• **ACTIVITY**: Write out each line from the data below that includes the word "Peristyle".

=== Begin Enclosure ===

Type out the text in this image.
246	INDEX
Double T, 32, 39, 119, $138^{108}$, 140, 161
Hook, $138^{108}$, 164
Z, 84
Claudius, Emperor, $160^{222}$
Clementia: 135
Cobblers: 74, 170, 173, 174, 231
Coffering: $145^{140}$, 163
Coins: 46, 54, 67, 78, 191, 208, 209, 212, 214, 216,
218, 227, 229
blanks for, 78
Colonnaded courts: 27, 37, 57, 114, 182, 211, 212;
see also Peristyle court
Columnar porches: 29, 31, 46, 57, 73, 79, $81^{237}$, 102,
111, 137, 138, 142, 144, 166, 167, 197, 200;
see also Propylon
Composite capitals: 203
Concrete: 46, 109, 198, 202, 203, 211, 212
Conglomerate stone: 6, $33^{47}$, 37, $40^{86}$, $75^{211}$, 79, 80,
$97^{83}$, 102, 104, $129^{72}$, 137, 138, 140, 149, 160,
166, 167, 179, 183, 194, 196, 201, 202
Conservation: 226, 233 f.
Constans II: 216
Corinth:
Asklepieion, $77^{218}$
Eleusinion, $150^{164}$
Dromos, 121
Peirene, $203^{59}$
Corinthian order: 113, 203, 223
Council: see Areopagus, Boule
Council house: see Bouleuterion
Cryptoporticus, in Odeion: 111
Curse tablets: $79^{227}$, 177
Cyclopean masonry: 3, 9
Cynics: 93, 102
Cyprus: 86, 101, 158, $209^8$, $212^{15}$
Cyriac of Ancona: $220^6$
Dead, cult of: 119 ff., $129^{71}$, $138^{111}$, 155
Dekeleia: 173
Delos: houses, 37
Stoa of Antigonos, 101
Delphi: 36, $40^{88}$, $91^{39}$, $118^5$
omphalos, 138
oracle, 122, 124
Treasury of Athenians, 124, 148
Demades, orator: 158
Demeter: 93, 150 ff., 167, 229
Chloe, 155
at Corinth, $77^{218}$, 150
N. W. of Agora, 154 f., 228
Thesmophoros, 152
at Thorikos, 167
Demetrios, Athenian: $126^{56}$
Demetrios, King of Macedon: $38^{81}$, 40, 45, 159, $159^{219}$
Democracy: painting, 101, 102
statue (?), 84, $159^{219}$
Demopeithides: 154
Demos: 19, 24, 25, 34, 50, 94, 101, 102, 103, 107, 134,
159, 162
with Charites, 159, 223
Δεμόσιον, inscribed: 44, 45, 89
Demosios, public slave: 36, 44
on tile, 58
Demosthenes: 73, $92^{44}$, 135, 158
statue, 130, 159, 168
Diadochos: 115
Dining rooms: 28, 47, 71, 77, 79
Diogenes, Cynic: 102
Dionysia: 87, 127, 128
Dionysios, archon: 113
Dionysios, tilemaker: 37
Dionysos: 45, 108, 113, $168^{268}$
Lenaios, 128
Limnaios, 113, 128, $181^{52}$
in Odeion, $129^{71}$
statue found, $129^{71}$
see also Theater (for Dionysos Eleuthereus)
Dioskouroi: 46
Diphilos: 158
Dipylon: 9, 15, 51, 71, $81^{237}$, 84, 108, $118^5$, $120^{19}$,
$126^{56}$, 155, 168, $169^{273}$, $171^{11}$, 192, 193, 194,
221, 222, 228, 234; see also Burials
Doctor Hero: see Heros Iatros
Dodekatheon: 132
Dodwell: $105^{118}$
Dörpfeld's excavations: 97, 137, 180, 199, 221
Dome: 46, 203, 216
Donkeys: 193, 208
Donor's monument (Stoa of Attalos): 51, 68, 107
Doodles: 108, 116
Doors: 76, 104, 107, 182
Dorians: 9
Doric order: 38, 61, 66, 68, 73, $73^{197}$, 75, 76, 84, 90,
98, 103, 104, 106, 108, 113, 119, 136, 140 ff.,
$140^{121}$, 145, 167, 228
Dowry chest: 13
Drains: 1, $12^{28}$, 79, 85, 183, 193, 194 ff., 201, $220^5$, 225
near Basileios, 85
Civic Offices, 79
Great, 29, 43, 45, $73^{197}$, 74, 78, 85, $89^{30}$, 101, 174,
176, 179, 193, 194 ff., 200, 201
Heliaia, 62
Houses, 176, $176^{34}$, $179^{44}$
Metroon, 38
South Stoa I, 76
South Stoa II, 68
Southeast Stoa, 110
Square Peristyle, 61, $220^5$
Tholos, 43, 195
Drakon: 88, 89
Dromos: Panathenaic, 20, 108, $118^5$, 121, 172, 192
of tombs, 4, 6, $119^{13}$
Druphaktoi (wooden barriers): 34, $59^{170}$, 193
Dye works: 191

=== End Enclosure ===
=== Begin Enclosure ===

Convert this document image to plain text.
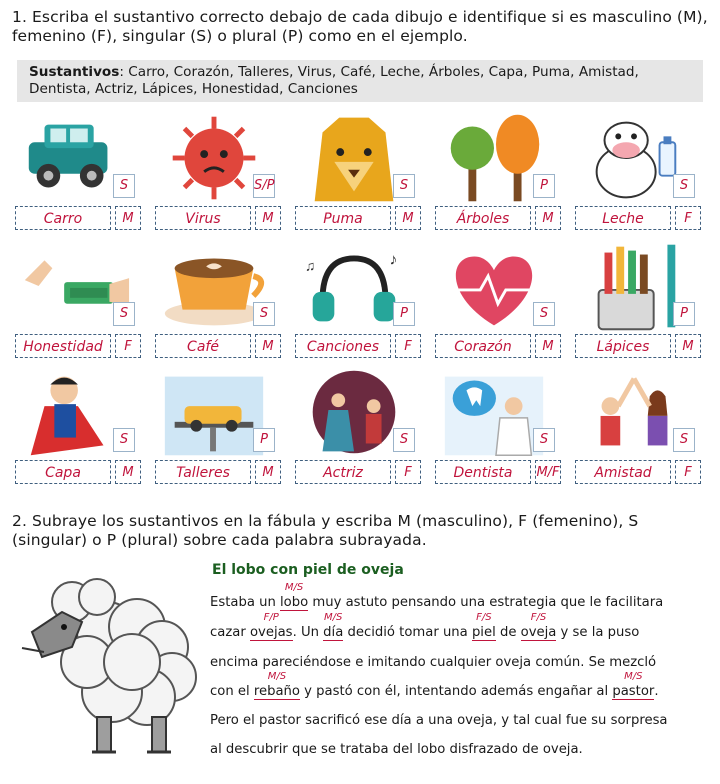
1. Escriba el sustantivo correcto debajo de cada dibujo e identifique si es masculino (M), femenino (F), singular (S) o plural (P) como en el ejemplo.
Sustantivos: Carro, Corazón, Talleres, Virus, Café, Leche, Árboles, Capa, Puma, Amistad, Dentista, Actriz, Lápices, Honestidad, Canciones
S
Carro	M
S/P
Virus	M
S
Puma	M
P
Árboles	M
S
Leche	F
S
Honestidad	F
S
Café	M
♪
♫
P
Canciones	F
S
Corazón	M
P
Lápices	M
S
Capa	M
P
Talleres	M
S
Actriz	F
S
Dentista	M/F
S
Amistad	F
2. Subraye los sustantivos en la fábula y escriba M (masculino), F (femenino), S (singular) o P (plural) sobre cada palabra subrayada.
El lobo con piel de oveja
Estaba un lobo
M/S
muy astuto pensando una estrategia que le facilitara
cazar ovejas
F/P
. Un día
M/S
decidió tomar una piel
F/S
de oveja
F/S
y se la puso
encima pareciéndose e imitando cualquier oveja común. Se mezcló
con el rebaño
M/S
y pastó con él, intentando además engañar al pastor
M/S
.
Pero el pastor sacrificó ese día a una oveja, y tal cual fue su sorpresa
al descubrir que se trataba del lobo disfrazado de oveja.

=== End Enclosure ===
=== Begin Enclosure ===

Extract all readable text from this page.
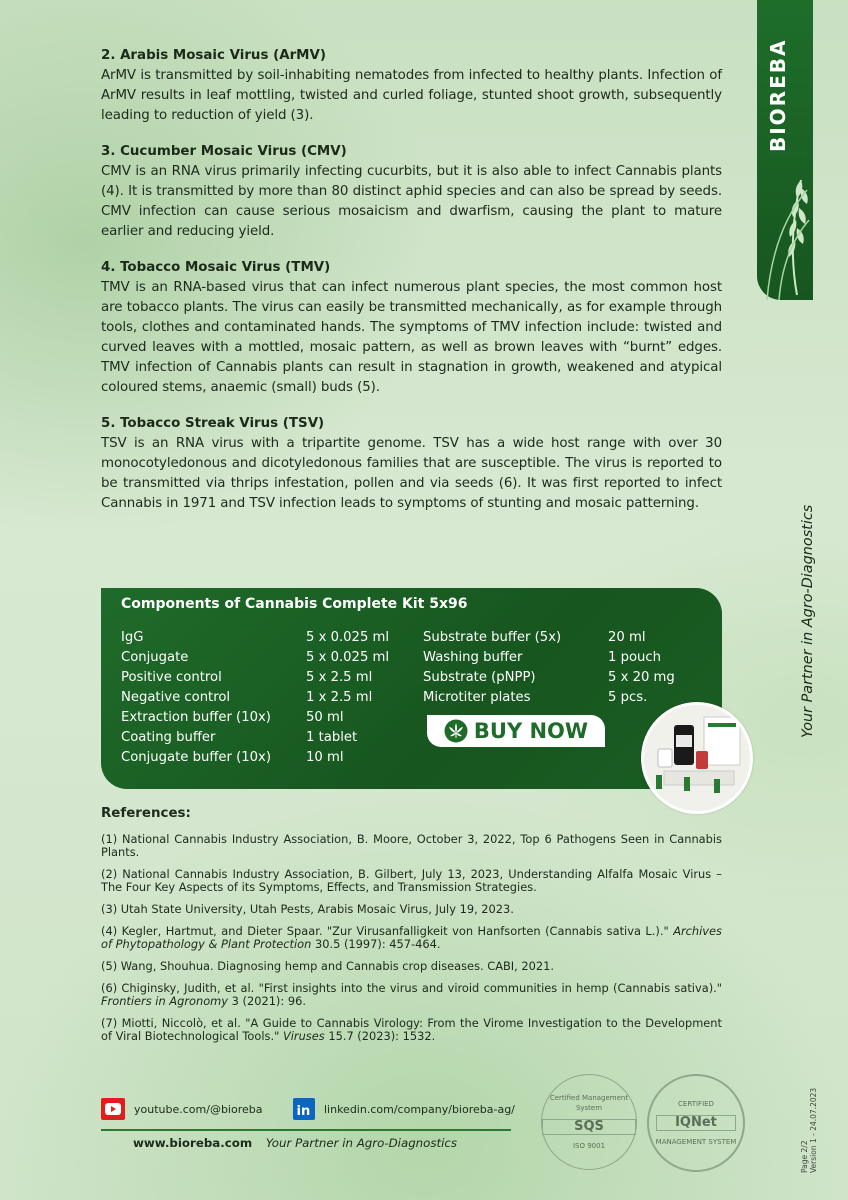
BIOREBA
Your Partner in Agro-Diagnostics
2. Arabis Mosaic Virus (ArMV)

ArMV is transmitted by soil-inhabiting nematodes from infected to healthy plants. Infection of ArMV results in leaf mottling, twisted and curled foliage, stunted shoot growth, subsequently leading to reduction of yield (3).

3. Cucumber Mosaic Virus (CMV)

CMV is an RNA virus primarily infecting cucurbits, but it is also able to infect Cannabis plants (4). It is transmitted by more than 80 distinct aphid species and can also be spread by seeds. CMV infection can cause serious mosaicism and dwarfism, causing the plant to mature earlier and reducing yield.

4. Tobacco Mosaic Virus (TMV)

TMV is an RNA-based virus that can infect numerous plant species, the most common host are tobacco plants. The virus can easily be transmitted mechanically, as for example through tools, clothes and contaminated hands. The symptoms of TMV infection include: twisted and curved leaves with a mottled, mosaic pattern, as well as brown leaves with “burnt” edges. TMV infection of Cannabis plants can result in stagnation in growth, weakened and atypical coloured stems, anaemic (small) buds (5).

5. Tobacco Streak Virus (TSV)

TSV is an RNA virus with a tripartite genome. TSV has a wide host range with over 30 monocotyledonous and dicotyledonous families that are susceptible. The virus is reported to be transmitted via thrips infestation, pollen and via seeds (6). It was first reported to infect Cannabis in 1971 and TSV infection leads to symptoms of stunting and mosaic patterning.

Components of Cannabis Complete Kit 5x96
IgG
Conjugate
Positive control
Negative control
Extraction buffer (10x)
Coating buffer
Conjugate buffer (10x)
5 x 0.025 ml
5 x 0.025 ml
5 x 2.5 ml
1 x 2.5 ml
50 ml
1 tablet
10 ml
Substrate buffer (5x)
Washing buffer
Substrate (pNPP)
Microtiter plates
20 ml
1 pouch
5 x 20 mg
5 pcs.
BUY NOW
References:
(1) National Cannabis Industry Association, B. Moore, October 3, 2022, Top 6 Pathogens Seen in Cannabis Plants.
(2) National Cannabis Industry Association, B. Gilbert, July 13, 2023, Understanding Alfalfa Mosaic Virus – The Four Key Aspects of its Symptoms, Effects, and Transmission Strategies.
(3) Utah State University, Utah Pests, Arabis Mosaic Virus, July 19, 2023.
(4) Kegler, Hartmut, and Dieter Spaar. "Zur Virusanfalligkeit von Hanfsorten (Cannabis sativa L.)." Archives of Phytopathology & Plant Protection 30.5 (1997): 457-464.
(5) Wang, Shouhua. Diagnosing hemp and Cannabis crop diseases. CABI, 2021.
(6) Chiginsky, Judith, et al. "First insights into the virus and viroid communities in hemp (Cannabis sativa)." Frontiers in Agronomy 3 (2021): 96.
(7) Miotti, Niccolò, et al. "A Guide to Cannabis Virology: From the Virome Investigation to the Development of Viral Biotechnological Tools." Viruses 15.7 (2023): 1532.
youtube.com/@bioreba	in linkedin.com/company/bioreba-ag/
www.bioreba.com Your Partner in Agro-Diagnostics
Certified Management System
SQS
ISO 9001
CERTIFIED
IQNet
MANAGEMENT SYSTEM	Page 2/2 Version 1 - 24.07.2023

=== End Enclosure ===

• **PROBLEM SOLUTION**:
see also Peristyle court
Square Peristyle, 61, $220^5$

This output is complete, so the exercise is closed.